What to work on:
Copy every line of the records below that holds the word "atau".

++++++++++

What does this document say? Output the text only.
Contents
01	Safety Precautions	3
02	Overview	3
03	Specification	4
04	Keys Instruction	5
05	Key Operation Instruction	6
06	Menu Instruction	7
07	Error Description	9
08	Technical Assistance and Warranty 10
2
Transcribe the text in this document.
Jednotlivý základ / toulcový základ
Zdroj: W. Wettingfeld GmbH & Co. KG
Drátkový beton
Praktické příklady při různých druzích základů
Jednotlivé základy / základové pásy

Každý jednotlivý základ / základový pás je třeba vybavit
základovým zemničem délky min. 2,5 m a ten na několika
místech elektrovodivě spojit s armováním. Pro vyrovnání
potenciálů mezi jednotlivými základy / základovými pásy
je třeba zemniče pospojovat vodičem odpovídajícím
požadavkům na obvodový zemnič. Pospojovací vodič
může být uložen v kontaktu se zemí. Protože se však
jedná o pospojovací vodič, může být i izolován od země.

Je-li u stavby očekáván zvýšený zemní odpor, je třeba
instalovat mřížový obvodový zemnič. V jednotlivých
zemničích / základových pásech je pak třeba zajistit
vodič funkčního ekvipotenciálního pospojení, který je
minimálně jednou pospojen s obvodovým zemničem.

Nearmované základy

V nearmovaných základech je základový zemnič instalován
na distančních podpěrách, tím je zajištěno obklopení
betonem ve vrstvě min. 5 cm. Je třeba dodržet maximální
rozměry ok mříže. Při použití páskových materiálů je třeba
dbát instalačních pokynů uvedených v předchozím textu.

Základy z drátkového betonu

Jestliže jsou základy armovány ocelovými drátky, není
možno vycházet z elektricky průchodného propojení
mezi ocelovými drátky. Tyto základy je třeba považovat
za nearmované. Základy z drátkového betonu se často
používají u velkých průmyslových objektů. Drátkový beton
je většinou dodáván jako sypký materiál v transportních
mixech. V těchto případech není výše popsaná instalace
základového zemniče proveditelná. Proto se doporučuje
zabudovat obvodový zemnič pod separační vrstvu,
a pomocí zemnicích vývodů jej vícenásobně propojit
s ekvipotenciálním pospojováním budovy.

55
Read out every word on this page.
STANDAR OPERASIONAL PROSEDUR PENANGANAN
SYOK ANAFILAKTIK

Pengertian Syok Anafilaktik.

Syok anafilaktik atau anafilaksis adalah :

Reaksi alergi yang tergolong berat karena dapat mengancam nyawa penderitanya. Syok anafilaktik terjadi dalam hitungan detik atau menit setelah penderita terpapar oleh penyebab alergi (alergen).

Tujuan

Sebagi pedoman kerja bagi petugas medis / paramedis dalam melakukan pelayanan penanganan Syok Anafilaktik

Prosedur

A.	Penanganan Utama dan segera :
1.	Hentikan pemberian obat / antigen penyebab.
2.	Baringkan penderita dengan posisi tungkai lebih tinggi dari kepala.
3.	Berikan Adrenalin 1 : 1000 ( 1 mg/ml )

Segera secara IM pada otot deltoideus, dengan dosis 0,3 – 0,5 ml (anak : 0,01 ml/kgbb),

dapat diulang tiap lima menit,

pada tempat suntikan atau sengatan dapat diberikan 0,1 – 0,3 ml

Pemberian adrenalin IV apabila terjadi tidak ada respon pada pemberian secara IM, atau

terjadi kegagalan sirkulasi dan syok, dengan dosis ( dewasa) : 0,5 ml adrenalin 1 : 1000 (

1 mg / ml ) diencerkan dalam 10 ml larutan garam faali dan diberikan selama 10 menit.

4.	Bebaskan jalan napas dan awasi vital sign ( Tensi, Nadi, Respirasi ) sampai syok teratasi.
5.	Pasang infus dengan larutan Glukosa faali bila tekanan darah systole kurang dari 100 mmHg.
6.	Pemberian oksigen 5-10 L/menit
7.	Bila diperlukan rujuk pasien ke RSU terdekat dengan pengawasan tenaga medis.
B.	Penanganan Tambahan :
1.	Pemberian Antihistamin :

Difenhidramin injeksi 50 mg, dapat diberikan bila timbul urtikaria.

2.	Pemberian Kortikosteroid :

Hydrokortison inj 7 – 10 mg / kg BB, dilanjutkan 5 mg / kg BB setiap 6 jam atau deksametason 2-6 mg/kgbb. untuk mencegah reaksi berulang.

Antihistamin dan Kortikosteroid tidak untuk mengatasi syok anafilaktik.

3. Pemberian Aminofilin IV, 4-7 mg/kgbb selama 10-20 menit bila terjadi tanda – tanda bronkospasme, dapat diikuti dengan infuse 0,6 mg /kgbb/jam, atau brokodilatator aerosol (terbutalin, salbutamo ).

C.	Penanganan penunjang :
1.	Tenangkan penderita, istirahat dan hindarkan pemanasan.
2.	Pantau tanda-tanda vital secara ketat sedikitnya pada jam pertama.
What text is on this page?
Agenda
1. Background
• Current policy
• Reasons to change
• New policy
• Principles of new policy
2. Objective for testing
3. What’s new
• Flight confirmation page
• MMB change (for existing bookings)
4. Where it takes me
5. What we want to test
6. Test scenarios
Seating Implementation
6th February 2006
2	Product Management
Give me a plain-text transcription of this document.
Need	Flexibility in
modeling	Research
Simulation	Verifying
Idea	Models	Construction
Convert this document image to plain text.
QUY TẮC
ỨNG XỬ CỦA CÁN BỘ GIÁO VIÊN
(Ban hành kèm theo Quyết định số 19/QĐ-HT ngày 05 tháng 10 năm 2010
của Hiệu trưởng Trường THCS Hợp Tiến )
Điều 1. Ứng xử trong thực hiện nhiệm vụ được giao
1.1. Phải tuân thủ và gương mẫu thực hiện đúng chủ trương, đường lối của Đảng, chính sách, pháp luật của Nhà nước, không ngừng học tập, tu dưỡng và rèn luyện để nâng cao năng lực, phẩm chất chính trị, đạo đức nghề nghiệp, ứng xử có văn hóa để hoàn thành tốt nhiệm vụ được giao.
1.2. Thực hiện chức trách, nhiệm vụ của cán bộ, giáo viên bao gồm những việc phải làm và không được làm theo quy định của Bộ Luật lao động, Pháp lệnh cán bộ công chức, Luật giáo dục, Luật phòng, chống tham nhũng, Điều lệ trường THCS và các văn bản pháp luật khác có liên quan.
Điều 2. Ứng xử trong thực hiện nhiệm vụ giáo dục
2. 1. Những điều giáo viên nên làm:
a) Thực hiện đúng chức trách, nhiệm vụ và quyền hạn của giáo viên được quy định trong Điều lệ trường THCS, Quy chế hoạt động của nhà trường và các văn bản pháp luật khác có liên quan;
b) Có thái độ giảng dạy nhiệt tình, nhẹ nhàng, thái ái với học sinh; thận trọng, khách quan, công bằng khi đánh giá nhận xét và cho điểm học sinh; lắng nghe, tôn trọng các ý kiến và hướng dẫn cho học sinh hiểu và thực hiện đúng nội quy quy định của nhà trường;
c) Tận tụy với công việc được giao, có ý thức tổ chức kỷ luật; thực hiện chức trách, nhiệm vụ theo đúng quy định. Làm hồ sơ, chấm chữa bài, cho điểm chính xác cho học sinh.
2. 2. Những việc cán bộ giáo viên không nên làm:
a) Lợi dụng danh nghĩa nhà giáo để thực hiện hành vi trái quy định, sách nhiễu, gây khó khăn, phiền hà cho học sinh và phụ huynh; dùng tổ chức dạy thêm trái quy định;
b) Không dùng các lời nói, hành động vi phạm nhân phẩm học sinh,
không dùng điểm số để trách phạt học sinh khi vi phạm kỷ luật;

++++++++++

Exercise output:
Syok anafilaktik atau anafilaksis adalah :
Reaksi alergi yang tergolong berat karena dapat mengancam nyawa penderitanya. Syok anafilaktik terjadi dalam hitungan detik atau menit setelah penderita terpapar oleh penyebab alergi (alergen).
pada tempat suntikan atau sengatan dapat diberikan 0,1 – 0,3 ml
Pemberian adrenalin IV apabila terjadi tidak ada respon pada pemberian secara IM, atau
Hydrokortison inj 7 – 10 mg / kg BB, dilanjutkan 5 mg / kg BB setiap 6 jam atau deksametason 2-6 mg/kgbb. untuk mencegah reaksi berulang.
3. Pemberian Aminofilin IV, 4-7 mg/kgbb selama 10-20 menit bila terjadi tanda – tanda bronkospasme, dapat diikuti dengan infuse 0,6 mg /kgbb/jam, atau brokodilatator aerosol (terbutalin, salbutamo ).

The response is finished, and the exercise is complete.